RECORDS SHOWN:

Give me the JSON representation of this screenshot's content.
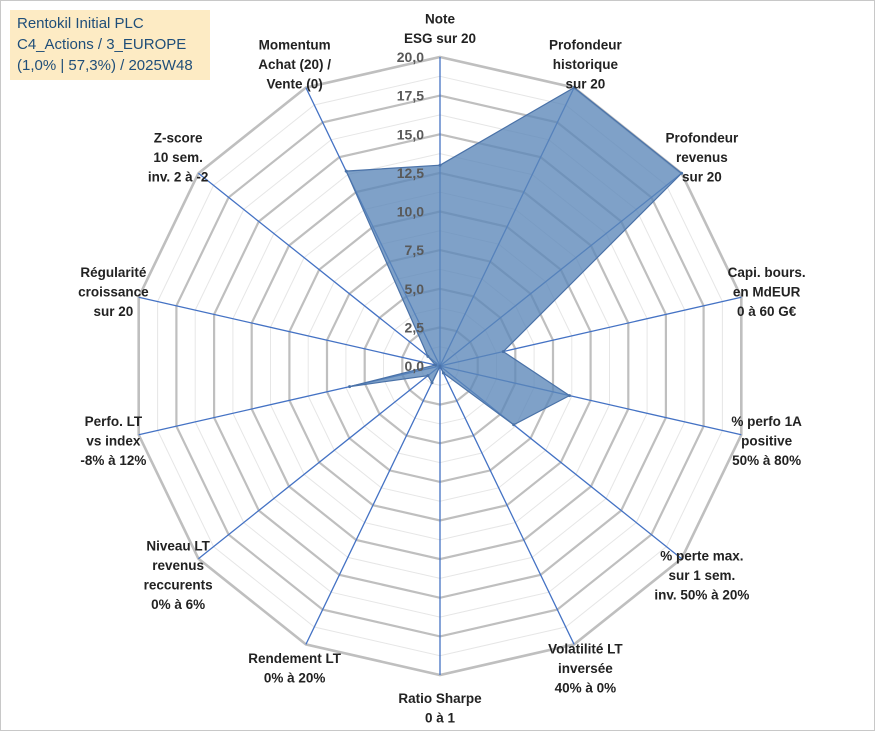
{
  "header": {
    "line1": "Rentokil Initial PLC",
    "line2": "C4_Actions / 3_EUROPE",
    "line3": "(1,0% | 57,3%) / 2025W48"
  },
  "colors": {
    "title_bg": "#fdebc4",
    "title_text": "#1f4e79",
    "grid": "#bfbfbf",
    "axis": "#4472c4",
    "fill": "#5b87b8",
    "stroke": "#4a72a8"
  },
  "chart_data": {
    "type": "radar",
    "title": "Rentokil Initial PLC",
    "rmax": 20,
    "ticks": [
      "0,0",
      "2,5",
      "5,0",
      "7,5",
      "10,0",
      "12,5",
      "15,0",
      "17,5",
      "20,0"
    ],
    "tick_values": [
      0,
      2.5,
      5,
      7.5,
      10,
      12.5,
      15,
      17.5,
      20
    ],
    "axes": [
      {
        "lines": [
          "Note",
          "ESG sur 20"
        ],
        "value": 13.0
      },
      {
        "lines": [
          "Profondeur",
          "historique",
          "sur 20"
        ],
        "value": 20.0
      },
      {
        "lines": [
          "Profondeur",
          "revenus",
          "sur 20"
        ],
        "value": 20.0
      },
      {
        "lines": [
          "Capi. bours.",
          "en MdEUR",
          "0 à 60 G€"
        ],
        "value": 4.2
      },
      {
        "lines": [
          "% perfo 1A",
          "positive",
          "50% à 80%"
        ],
        "value": 8.6
      },
      {
        "lines": [
          "% perte max.",
          "sur 1 sem.",
          "inv. 50% à 20%"
        ],
        "value": 6.1
      },
      {
        "lines": [
          "Volatilité LT",
          "inversée",
          "40% à 0%"
        ],
        "value": 0.5
      },
      {
        "lines": [
          "Ratio Sharpe",
          "0 à 1"
        ],
        "value": 0.0
      },
      {
        "lines": [
          "Rendement LT",
          "0% à 20%"
        ],
        "value": 1.2
      },
      {
        "lines": [
          "Niveau LT",
          "revenus",
          "reccurents",
          "0% à 6%"
        ],
        "value": 1.0
      },
      {
        "lines": [
          "Perfo. LT",
          "vs index",
          "-8% à 12%"
        ],
        "value": 6.0
      },
      {
        "lines": [
          "Régularité",
          "croissance",
          "sur 20"
        ],
        "value": 0.3
      },
      {
        "lines": [
          "Z-score",
          "10 sem.",
          "inv. 2 à -2"
        ],
        "value": 1.0
      },
      {
        "lines": [
          "Momentum",
          "Achat (20) /",
          "Vente (0)"
        ],
        "value": 14.0
      }
    ]
  }
}
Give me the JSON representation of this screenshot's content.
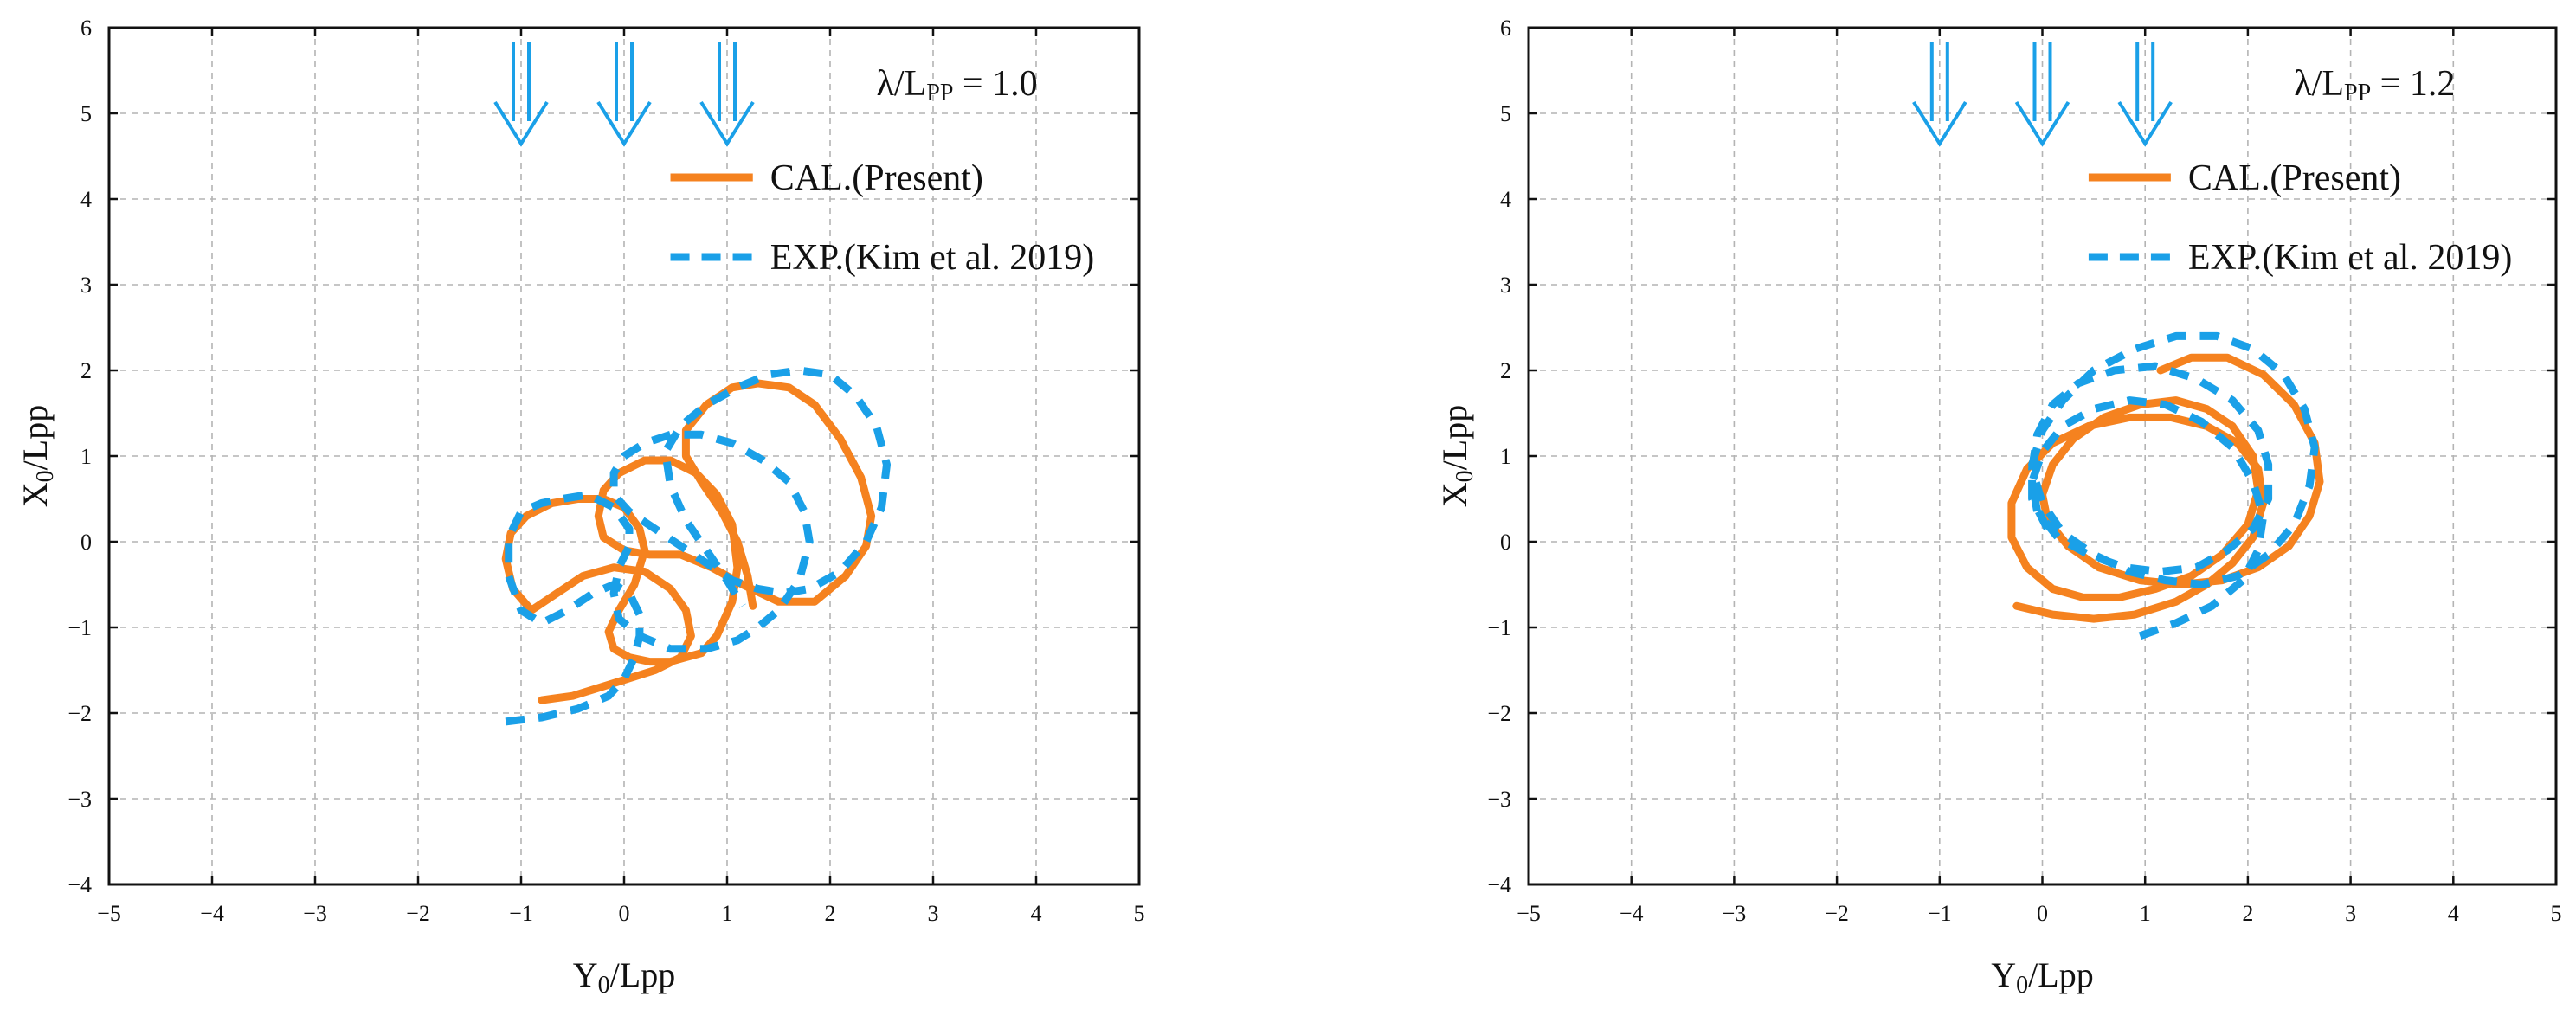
{
  "chart_data": [
    {
      "type": "line",
      "title": "",
      "xlabel": "Y_0/Lpp",
      "ylabel": "X_0/Lpp",
      "xlim": [
        -5,
        5
      ],
      "ylim": [
        -4,
        6
      ],
      "grid": true,
      "xticks": [
        -5,
        -4,
        -3,
        -2,
        -1,
        0,
        1,
        2,
        3,
        4,
        5
      ],
      "yticks": [
        -4,
        -3,
        -2,
        -1,
        0,
        1,
        2,
        3,
        4,
        5,
        6
      ],
      "xtick_labels": [
        "−5",
        "−4",
        "−3",
        "−2",
        "−1",
        "0",
        "1",
        "2",
        "3",
        "4",
        "5"
      ],
      "ytick_labels": [
        "−4",
        "−3",
        "−2",
        "−1",
        "0",
        "1",
        "2",
        "3",
        "4",
        "5",
        "6"
      ],
      "ratio_label": {
        "prefix": "λ/L",
        "sub": "PP",
        "suffix": " = 1.0"
      },
      "wave_arrows_y": [
        -1,
        0,
        1
      ],
      "legend": [
        {
          "label": "CAL.(Present)",
          "style": "solid",
          "color": "#F5821F"
        },
        {
          "label": "EXP.(Kim et al. 2019)",
          "style": "dashed",
          "color": "#1AA0E8"
        }
      ],
      "series": [
        {
          "name": "CAL.(Present)",
          "color": "#F5821F",
          "style": "solid",
          "x": [
            -0.8,
            -0.5,
            -0.1,
            0.3,
            0.55,
            0.65,
            0.6,
            0.45,
            0.2,
            -0.1,
            -0.4,
            -0.65,
            -0.9,
            -1.08,
            -1.15,
            -1.1,
            -0.95,
            -0.7,
            -0.45,
            -0.2,
            0,
            0.15,
            0.2,
            0.1,
            -0.05,
            -0.15,
            -0.1,
            0.05,
            0.25,
            0.45,
            0.6,
            0.75,
            0.9,
            1.05,
            1.1,
            1.05,
            0.9,
            0.7,
            0.45,
            0.2,
            -0.05,
            -0.2,
            -0.25,
            -0.2,
            0,
            0.25,
            0.55,
            0.85,
            1.15,
            1.5,
            1.85,
            2.15,
            2.35,
            2.4,
            2.3,
            2.1,
            1.85,
            1.6,
            1.3,
            1.05,
            0.8,
            0.6,
            0.6,
            0.75,
            0.95,
            1.1,
            1.2,
            1.25
          ],
          "y": [
            -1.85,
            -1.8,
            -1.65,
            -1.5,
            -1.35,
            -1.1,
            -0.8,
            -0.55,
            -0.35,
            -0.3,
            -0.4,
            -0.6,
            -0.8,
            -0.55,
            -0.2,
            0.1,
            0.3,
            0.45,
            0.5,
            0.5,
            0.4,
            0.15,
            -0.1,
            -0.5,
            -0.8,
            -1.05,
            -1.25,
            -1.35,
            -1.4,
            -1.4,
            -1.35,
            -1.3,
            -1.1,
            -0.7,
            -0.3,
            0.2,
            0.55,
            0.8,
            0.95,
            0.95,
            0.8,
            0.6,
            0.3,
            0.05,
            -0.1,
            -0.15,
            -0.15,
            -0.3,
            -0.5,
            -0.7,
            -0.7,
            -0.4,
            -0.05,
            0.3,
            0.75,
            1.2,
            1.6,
            1.8,
            1.85,
            1.8,
            1.6,
            1.3,
            1.0,
            0.7,
            0.35,
            0,
            -0.4,
            -0.75
          ]
        },
        {
          "name": "EXP.(Kim et al. 2019)",
          "color": "#1AA0E8",
          "style": "dashed",
          "x": [
            -1.15,
            -0.8,
            -0.45,
            -0.15,
            0,
            0.1,
            0.15,
            0.15,
            0.05,
            -0.1,
            -0.3,
            -0.55,
            -0.8,
            -1.0,
            -1.12,
            -1.12,
            -1.0,
            -0.8,
            -0.6,
            -0.35,
            -0.1,
            0.05,
            0.05,
            -0.05,
            -0.1,
            -0.05,
            0.15,
            0.45,
            0.8,
            1.1,
            1.3,
            1.5,
            1.7,
            1.8,
            1.75,
            1.6,
            1.35,
            1.05,
            0.75,
            0.45,
            0.2,
            0,
            -0.1,
            -0.1,
            0.05,
            0.3,
            0.55,
            0.8,
            1.05,
            1.3,
            1.55,
            1.8,
            2.1,
            2.35,
            2.5,
            2.55,
            2.45,
            2.25,
            2.0,
            1.7,
            1.4,
            1.1,
            0.8,
            0.55,
            0.4,
            0.45,
            0.6,
            0.8,
            1.0,
            1.15
          ],
          "y": [
            -2.1,
            -2.05,
            -1.95,
            -1.8,
            -1.6,
            -1.35,
            -1.1,
            -0.85,
            -0.6,
            -0.5,
            -0.6,
            -0.8,
            -0.95,
            -0.8,
            -0.4,
            0.05,
            0.35,
            0.45,
            0.5,
            0.55,
            0.4,
            0.15,
            -0.05,
            -0.3,
            -0.6,
            -0.9,
            -1.1,
            -1.25,
            -1.25,
            -1.15,
            -1.0,
            -0.8,
            -0.45,
            0,
            0.35,
            0.7,
            0.95,
            1.15,
            1.25,
            1.25,
            1.15,
            1.0,
            0.8,
            0.55,
            0.35,
            0.15,
            -0.05,
            -0.25,
            -0.45,
            -0.55,
            -0.6,
            -0.55,
            -0.35,
            0,
            0.4,
            0.9,
            1.35,
            1.7,
            1.95,
            2.0,
            1.95,
            1.8,
            1.6,
            1.35,
            1.05,
            0.65,
            0.25,
            -0.1,
            -0.45,
            -0.75
          ]
        }
      ]
    },
    {
      "type": "line",
      "title": "",
      "xlabel": "Y_0/Lpp",
      "ylabel": "X_0/Lpp",
      "xlim": [
        -5,
        5
      ],
      "ylim": [
        -4,
        6
      ],
      "grid": true,
      "xticks": [
        -5,
        -4,
        -3,
        -2,
        -1,
        0,
        1,
        2,
        3,
        4,
        5
      ],
      "yticks": [
        -4,
        -3,
        -2,
        -1,
        0,
        1,
        2,
        3,
        4,
        5,
        6
      ],
      "xtick_labels": [
        "−5",
        "−4",
        "−3",
        "−2",
        "−1",
        "0",
        "1",
        "2",
        "3",
        "4",
        "5"
      ],
      "ytick_labels": [
        "−4",
        "−3",
        "−2",
        "−1",
        "0",
        "1",
        "2",
        "3",
        "4",
        "5",
        "6"
      ],
      "ratio_label": {
        "prefix": "λ/L",
        "sub": "PP",
        "suffix": " = 1.2"
      },
      "wave_arrows_y": [
        -1,
        0,
        1
      ],
      "legend": [
        {
          "label": "CAL.(Present)",
          "style": "solid",
          "color": "#F5821F"
        },
        {
          "label": "EXP.(Kim et al. 2019)",
          "style": "dashed",
          "color": "#1AA0E8"
        }
      ],
      "series": [
        {
          "name": "CAL.(Present)",
          "color": "#F5821F",
          "style": "solid",
          "x": [
            -0.25,
            0.1,
            0.5,
            0.9,
            1.3,
            1.6,
            1.85,
            2.05,
            2.15,
            2.1,
            1.9,
            1.6,
            1.25,
            0.85,
            0.45,
            0.1,
            -0.15,
            -0.3,
            -0.3,
            -0.15,
            0.1,
            0.4,
            0.75,
            1.1,
            1.45,
            1.75,
            2.0,
            2.1,
            2.05,
            1.85,
            1.6,
            1.3,
            0.95,
            0.6,
            0.3,
            0.1,
            0,
            0.05,
            0.25,
            0.55,
            0.95,
            1.35,
            1.75,
            2.1,
            2.4,
            2.6,
            2.7,
            2.65,
            2.45,
            2.15,
            1.8,
            1.45,
            1.15
          ],
          "y": [
            -0.75,
            -0.85,
            -0.9,
            -0.85,
            -0.7,
            -0.5,
            -0.25,
            0.05,
            0.45,
            0.85,
            1.15,
            1.35,
            1.45,
            1.45,
            1.35,
            1.15,
            0.85,
            0.45,
            0.05,
            -0.3,
            -0.55,
            -0.65,
            -0.65,
            -0.55,
            -0.4,
            -0.15,
            0.2,
            0.6,
            1.0,
            1.35,
            1.55,
            1.65,
            1.6,
            1.45,
            1.2,
            0.9,
            0.55,
            0.25,
            -0.05,
            -0.3,
            -0.45,
            -0.5,
            -0.45,
            -0.3,
            -0.05,
            0.3,
            0.7,
            1.15,
            1.6,
            1.95,
            2.15,
            2.15,
            2.0
          ]
        },
        {
          "name": "EXP.(Kim et al. 2019)",
          "color": "#1AA0E8",
          "style": "dashed",
          "x": [
            0.95,
            1.3,
            1.65,
            1.95,
            2.1,
            2.15,
            2.05,
            1.85,
            1.55,
            1.2,
            0.85,
            0.5,
            0.2,
            0,
            -0.1,
            -0.05,
            0.15,
            0.45,
            0.8,
            1.15,
            1.5,
            1.8,
            2.05,
            2.2,
            2.2,
            2.1,
            1.85,
            1.5,
            1.1,
            0.7,
            0.35,
            0.1,
            -0.05,
            -0.1,
            0,
            0.2,
            0.5,
            0.85,
            1.2,
            1.55,
            1.9,
            2.2,
            2.45,
            2.6,
            2.65,
            2.55,
            2.35,
            2.05,
            1.7,
            1.3,
            0.9,
            0.5,
            0.2,
            0,
            -0.1,
            -0.1,
            0.05
          ],
          "y": [
            -1.1,
            -0.95,
            -0.75,
            -0.45,
            -0.1,
            0.3,
            0.7,
            1.1,
            1.4,
            1.6,
            1.65,
            1.55,
            1.35,
            1.05,
            0.7,
            0.35,
            0.05,
            -0.15,
            -0.3,
            -0.35,
            -0.3,
            -0.1,
            0.15,
            0.5,
            0.9,
            1.3,
            1.65,
            1.9,
            2.05,
            2.0,
            1.85,
            1.6,
            1.25,
            0.85,
            0.45,
            0.1,
            -0.15,
            -0.35,
            -0.45,
            -0.5,
            -0.4,
            -0.15,
            0.2,
            0.65,
            1.1,
            1.55,
            1.95,
            2.25,
            2.4,
            2.4,
            2.25,
            2.0,
            1.65,
            1.3,
            0.9,
            0.5,
            0.15
          ]
        }
      ]
    }
  ]
}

CHALLENGE: Every line above that contains the word "Initial" should be reported.

FULL OUTPUT:
    "line1": "Rentokil Initial PLC",
    "title": "Rentokil Initial PLC",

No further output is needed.